[start of Items]

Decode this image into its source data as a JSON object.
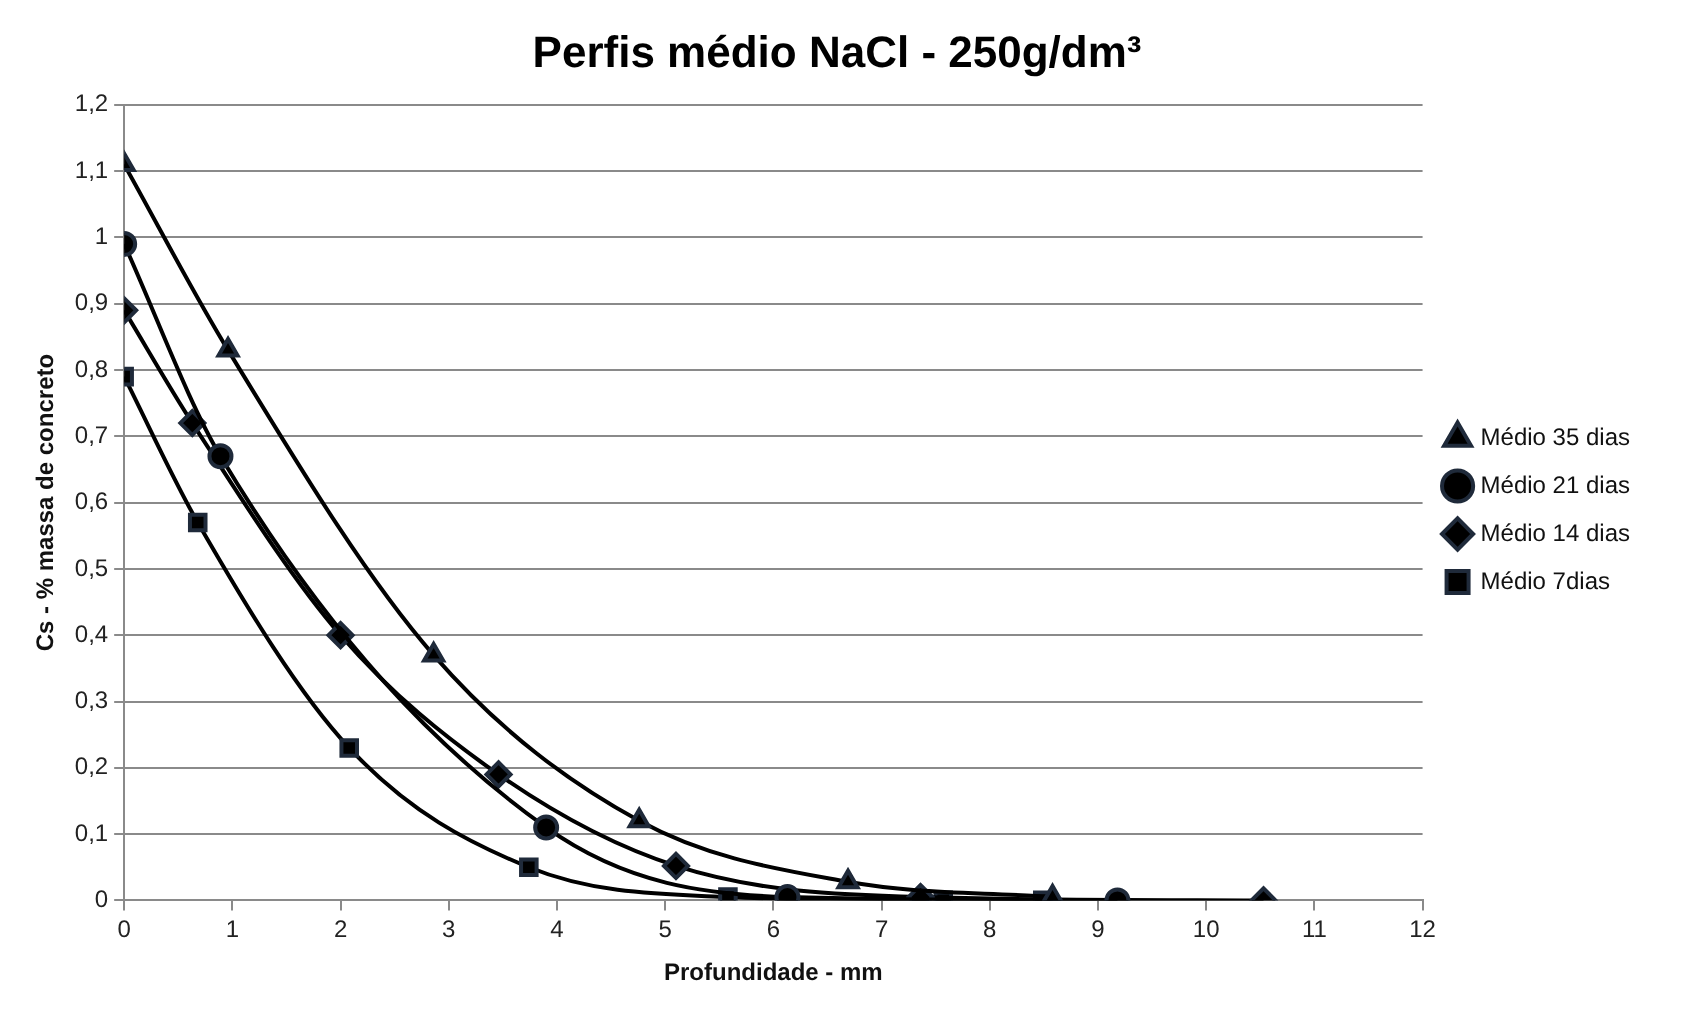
{
  "chart_data": {
    "type": "line",
    "title": "Perfis médio NaCl - 250g/dm³",
    "xlabel": "Profundidade - mm",
    "ylabel": "Cs - % massa de concreto",
    "series": [
      {
        "name": "Médio 7dias",
        "color": "#000000",
        "marker": "square",
        "x": [
          0,
          0.68,
          2.08,
          3.74,
          5.58,
          7.57,
          8.49
        ],
        "values": [
          0.79,
          0.57,
          0.23,
          0.05,
          0.005,
          0,
          0
        ]
      },
      {
        "name": "Médio 14 dias",
        "color": "#000000",
        "marker": "diamond",
        "x": [
          0,
          0.63,
          2.0,
          3.46,
          5.1,
          7.36,
          10.53
        ],
        "values": [
          0.89,
          0.72,
          0.4,
          0.19,
          0.052,
          0.005,
          0
        ]
      },
      {
        "name": "Médio 21 dias",
        "color": "#000000",
        "marker": "circle",
        "x": [
          0,
          0.89,
          3.9,
          6.13,
          9.18
        ],
        "values": [
          0.99,
          0.67,
          0.11,
          0.005,
          0
        ]
      },
      {
        "name": "Médio 35 dias",
        "color": "#000000",
        "marker": "triangle",
        "x": [
          0,
          0.96,
          2.86,
          4.76,
          6.69,
          8.58
        ],
        "values": [
          1.11,
          0.83,
          0.37,
          0.12,
          0.028,
          0.005
        ]
      }
    ],
    "xlim": [
      0,
      12
    ],
    "xticks": [
      0,
      1,
      2,
      3,
      4,
      5,
      6,
      7,
      8,
      9,
      10,
      11,
      12
    ],
    "ylim": [
      0,
      1.2
    ],
    "yticks": [
      0,
      {
        "value": 0.1,
        "label": "0,1"
      },
      {
        "value": 0.2,
        "label": "0,2"
      },
      {
        "value": 0.3,
        "label": "0,3"
      },
      {
        "value": 0.4,
        "label": "0,4"
      },
      {
        "value": 0.5,
        "label": "0,5"
      },
      {
        "value": 0.6,
        "label": "0,6"
      },
      {
        "value": 0.7,
        "label": "0,7"
      },
      {
        "value": 0.8,
        "label": "0,8"
      },
      {
        "value": 0.9,
        "label": "0,9"
      },
      1,
      {
        "value": 1.1,
        "label": "1,1"
      },
      {
        "value": 1.2,
        "label": "1,2"
      }
    ],
    "grid": "y",
    "legend": "right",
    "line_style": "solid"
  }
}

[end of Items]

Return each line among the entries that holds the word "name".

        "name": "Médio 7dias",
        "name": "Médio 14 dias",
        "name": "Médio 21 dias",
        "name": "Médio 35 dias",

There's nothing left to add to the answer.